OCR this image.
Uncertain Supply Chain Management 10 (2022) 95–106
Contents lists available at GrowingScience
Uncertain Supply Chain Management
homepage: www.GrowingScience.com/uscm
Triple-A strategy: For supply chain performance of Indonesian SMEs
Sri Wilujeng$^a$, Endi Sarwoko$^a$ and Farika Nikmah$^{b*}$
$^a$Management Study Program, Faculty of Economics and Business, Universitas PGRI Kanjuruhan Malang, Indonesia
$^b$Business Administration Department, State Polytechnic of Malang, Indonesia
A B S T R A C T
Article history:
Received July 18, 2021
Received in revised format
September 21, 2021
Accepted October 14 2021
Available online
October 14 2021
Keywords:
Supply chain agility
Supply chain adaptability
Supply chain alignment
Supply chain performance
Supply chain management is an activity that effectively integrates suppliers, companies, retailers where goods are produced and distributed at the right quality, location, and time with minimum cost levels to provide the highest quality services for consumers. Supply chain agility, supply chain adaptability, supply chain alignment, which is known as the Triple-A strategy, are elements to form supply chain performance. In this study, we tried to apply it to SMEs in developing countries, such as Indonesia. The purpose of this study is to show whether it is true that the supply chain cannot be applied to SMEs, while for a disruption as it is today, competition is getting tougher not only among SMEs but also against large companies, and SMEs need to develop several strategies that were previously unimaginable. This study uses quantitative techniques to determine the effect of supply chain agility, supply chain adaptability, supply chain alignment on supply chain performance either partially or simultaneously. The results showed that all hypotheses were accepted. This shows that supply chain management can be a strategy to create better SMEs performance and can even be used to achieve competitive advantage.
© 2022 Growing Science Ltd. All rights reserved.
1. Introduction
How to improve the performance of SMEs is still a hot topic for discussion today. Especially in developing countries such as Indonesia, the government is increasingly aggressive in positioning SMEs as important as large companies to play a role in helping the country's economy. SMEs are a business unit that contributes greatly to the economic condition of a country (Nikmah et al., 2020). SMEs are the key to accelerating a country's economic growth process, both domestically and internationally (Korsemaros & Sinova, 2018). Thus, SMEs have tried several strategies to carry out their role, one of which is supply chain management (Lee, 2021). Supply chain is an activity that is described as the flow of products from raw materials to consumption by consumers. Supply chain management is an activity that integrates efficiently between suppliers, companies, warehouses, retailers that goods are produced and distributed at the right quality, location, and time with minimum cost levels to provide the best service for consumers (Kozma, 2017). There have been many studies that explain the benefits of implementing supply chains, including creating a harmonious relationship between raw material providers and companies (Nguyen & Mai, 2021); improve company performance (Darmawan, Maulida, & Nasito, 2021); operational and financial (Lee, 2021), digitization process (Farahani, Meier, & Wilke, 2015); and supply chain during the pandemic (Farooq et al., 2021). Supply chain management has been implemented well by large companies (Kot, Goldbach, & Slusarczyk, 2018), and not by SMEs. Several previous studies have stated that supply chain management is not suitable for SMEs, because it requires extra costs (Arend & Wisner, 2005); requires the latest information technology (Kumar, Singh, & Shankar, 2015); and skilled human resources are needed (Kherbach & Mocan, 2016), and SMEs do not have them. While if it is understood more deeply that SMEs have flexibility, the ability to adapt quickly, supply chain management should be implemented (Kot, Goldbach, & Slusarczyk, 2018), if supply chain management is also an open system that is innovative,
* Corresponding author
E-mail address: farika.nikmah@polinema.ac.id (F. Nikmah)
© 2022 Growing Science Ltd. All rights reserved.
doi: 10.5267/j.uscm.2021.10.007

**Directions for this task**
Restate the data above word for word.

**Complete response**
OCR this image.
Uncertain Supply Chain Management 10 (2022) 95–106
Contents lists available at GrowingScience
Uncertain Supply Chain Management
homepage: www.GrowingScience.com/uscm
Triple-A strategy: For supply chain performance of Indonesian SMEs
Sri Wilujeng$^a$, Endi Sarwoko$^a$ and Farika Nikmah$^{b*}$
$^a$Management Study Program, Faculty of Economics and Business, Universitas PGRI Kanjuruhan Malang, Indonesia
$^b$Business Administration Department, State Polytechnic of Malang, Indonesia
A B S T R A C T
Article history:
Received July 18, 2021
Received in revised format
September 21, 2021
Accepted October 14 2021
Available online
October 14 2021
Keywords:
Supply chain agility
Supply chain adaptability
Supply chain alignment
Supply chain performance
Supply chain management is an activity that effectively integrates suppliers, companies, retailers where goods are produced and distributed at the right quality, location, and time with minimum cost levels to provide the highest quality services for consumers. Supply chain agility, supply chain adaptability, supply chain alignment, which is known as the Triple-A strategy, are elements to form supply chain performance. In this study, we tried to apply it to SMEs in developing countries, such as Indonesia. The purpose of this study is to show whether it is true that the supply chain cannot be applied to SMEs, while for a disruption as it is today, competition is getting tougher not only among SMEs but also against large companies, and SMEs need to develop several strategies that were previously unimaginable. This study uses quantitative techniques to determine the effect of supply chain agility, supply chain adaptability, supply chain alignment on supply chain performance either partially or simultaneously. The results showed that all hypotheses were accepted. This shows that supply chain management can be a strategy to create better SMEs performance and can even be used to achieve competitive advantage.
© 2022 Growing Science Ltd. All rights reserved.
1. Introduction
How to improve the performance of SMEs is still a hot topic for discussion today. Especially in developing countries such as Indonesia, the government is increasingly aggressive in positioning SMEs as important as large companies to play a role in helping the country's economy. SMEs are a business unit that contributes greatly to the economic condition of a country (Nikmah et al., 2020). SMEs are the key to accelerating a country's economic growth process, both domestically and internationally (Korsemaros & Sinova, 2018). Thus, SMEs have tried several strategies to carry out their role, one of which is supply chain management (Lee, 2021). Supply chain is an activity that is described as the flow of products from raw materials to consumption by consumers. Supply chain management is an activity that integrates efficiently between suppliers, companies, warehouses, retailers that goods are produced and distributed at the right quality, location, and time with minimum cost levels to provide the best service for consumers (Kozma, 2017). There have been many studies that explain the benefits of implementing supply chains, including creating a harmonious relationship between raw material providers and companies (Nguyen & Mai, 2021); improve company performance (Darmawan, Maulida, & Nasito, 2021); operational and financial (Lee, 2021), digitization process (Farahani, Meier, & Wilke, 2015); and supply chain during the pandemic (Farooq et al., 2021). Supply chain management has been implemented well by large companies (Kot, Goldbach, & Slusarczyk, 2018), and not by SMEs. Several previous studies have stated that supply chain management is not suitable for SMEs, because it requires extra costs (Arend & Wisner, 2005); requires the latest information technology (Kumar, Singh, & Shankar, 2015); and skilled human resources are needed (Kherbach & Mocan, 2016), and SMEs do not have them. While if it is understood more deeply that SMEs have flexibility, the ability to adapt quickly, supply chain management should be implemented (Kot, Goldbach, & Slusarczyk, 2018), if supply chain management is also an open system that is innovative,
* Corresponding author
E-mail address: farika.nikmah@polinema.ac.id (F. Nikmah)
© 2022 Growing Science Ltd. All rights reserved.
doi: 10.5267/j.uscm.2021.10.007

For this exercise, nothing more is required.